## BEGIN Dataset entries

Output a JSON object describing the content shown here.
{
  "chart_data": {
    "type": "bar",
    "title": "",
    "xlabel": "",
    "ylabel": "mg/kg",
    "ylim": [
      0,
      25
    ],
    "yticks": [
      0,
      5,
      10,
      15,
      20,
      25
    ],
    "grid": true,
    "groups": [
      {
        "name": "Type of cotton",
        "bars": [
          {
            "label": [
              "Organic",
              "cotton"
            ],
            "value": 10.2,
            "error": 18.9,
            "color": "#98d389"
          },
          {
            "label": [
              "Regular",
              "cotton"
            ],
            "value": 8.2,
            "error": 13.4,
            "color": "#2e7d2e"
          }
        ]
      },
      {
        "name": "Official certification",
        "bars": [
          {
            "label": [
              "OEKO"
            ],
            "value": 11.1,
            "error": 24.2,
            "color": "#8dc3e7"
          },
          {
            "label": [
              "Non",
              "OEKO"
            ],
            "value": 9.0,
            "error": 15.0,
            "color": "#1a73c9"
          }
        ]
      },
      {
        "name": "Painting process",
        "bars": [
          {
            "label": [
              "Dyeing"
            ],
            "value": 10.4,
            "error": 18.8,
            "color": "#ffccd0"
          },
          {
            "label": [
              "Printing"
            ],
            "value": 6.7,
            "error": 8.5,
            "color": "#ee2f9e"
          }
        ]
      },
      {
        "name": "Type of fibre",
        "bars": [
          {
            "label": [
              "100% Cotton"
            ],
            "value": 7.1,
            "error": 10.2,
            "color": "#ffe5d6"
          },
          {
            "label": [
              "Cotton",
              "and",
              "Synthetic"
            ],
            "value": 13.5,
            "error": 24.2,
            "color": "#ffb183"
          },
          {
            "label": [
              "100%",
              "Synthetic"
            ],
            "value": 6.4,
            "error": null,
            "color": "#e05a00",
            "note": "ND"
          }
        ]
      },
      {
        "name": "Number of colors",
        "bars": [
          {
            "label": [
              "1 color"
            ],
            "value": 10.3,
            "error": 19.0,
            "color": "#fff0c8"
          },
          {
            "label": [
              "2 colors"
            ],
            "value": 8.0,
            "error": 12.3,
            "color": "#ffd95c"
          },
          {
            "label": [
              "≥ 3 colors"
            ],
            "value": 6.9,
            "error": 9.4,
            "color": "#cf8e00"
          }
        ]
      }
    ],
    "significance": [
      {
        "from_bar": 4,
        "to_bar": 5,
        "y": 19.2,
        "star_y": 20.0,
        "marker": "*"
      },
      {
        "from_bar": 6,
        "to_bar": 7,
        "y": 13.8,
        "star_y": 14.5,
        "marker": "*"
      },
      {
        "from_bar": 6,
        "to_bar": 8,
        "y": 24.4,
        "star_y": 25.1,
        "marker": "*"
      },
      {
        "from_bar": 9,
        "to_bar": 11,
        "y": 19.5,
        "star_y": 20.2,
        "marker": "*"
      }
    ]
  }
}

## END Dataset entries

The records above must be output exactly, in full.

Output a JSON object describing the content shown here.
{
  "chart_data": {
    "type": "bar",
    "title": "",
    "xlabel": "",
    "ylabel": "mg/kg",
    "ylim": [
      0,
      25
    ],
    "yticks": [
      0,
      5,
      10,
      15,
      20,
      25
    ],
    "grid": true,
    "groups": [
      {
        "name": "Type of cotton",
        "bars": [
          {
            "label": [
              "Organic",
              "cotton"
            ],
            "value": 10.2,
            "error": 18.9,
            "color": "#98d389"
          },
          {
            "label": [
              "Regular",
              "cotton"
            ],
            "value": 8.2,
            "error": 13.4,
            "color": "#2e7d2e"
          }
        ]
      },
      {
        "name": "Official certification",
        "bars": [
          {
            "label": [
              "OEKO"
            ],
            "value": 11.1,
            "error": 24.2,
            "color": "#8dc3e7"
          },
          {
            "label": [
              "Non",
              "OEKO"
            ],
            "value": 9.0,
            "error": 15.0,
            "color": "#1a73c9"
          }
        ]
      },
      {
        "name": "Painting process",
        "bars": [
          {
            "label": [
              "Dyeing"
            ],
            "value": 10.4,
            "error": 18.8,
            "color": "#ffccd0"
          },
          {
            "label": [
              "Printing"
            ],
            "value": 6.7,
            "error": 8.5,
            "color": "#ee2f9e"
          }
        ]
      },
      {
        "name": "Type of fibre",
        "bars": [
          {
            "label": [
              "100% Cotton"
            ],
            "value": 7.1,
            "error": 10.2,
            "color": "#ffe5d6"
          },
          {
            "label": [
              "Cotton",
              "and",
              "Synthetic"
            ],
            "value": 13.5,
            "error": 24.2,
            "color": "#ffb183"
          },
          {
            "label": [
              "100%",
              "Synthetic"
            ],
            "value": 6.4,
            "error": null,
            "color": "#e05a00",
            "note": "ND"
          }
        ]
      },
      {
        "name": "Number of colors",
        "bars": [
          {
            "label": [
              "1 color"
            ],
            "value": 10.3,
            "error": 19.0,
            "color": "#fff0c8"
          },
          {
            "label": [
              "2 colors"
            ],
            "value": 8.0,
            "error": 12.3,
            "color": "#ffd95c"
          },
          {
            "label": [
              "≥ 3 colors"
            ],
            "value": 6.9,
            "error": 9.4,
            "color": "#cf8e00"
          }
        ]
      }
    ],
    "significance": [
      {
        "from_bar": 4,
        "to_bar": 5,
        "y": 19.2,
        "star_y": 20.0,
        "marker": "*"
      },
      {
        "from_bar": 6,
        "to_bar": 7,
        "y": 13.8,
        "star_y": 14.5,
        "marker": "*"
      },
      {
        "from_bar": 6,
        "to_bar": 8,
        "y": 24.4,
        "star_y": 25.1,
        "marker": "*"
      },
      {
        "from_bar": 9,
        "to_bar": 11,
        "y": 19.5,
        "star_y": 20.2,
        "marker": "*"
      }
    ]
  }
}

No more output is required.